* [Given data]:
━━━━━━━━━━━━━━━━━━━━

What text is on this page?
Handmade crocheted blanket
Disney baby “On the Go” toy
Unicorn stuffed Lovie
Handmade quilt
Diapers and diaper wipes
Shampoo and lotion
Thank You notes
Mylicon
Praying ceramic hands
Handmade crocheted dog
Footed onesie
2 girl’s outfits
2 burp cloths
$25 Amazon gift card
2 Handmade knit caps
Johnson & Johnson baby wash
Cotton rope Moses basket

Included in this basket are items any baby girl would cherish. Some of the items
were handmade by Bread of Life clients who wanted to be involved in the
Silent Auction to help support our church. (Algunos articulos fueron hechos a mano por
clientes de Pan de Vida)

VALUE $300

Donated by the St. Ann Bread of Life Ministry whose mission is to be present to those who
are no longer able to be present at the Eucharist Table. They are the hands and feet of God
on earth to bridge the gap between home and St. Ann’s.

━━━━━━━━━━━━━━━━━━━━

* [Exercise description]:
Using the data above, output each line exactly.

* [Response to the exercise]:
What text is on this page?
Handmade crocheted blanket
Disney baby “On the Go” toy
Unicorn stuffed Lovie
Handmade quilt
Diapers and diaper wipes
Shampoo and lotion
Thank You notes
Mylicon
Praying ceramic hands
Handmade crocheted dog
Footed onesie
2 girl’s outfits
2 burp cloths
$25 Amazon gift card
2 Handmade knit caps
Johnson & Johnson baby wash
Cotton rope Moses basket

Included in this basket are items any baby girl would cherish. Some of the items
were handmade by Bread of Life clients who wanted to be involved in the
Silent Auction to help support our church. (Algunos articulos fueron hechos a mano por
clientes de Pan de Vida)

VALUE $300

Donated by the St. Ann Bread of Life Ministry whose mission is to be present to those who
are no longer able to be present at the Eucharist Table. They are the hands and feet of God
on earth to bridge the gap between home and St. Ann’s.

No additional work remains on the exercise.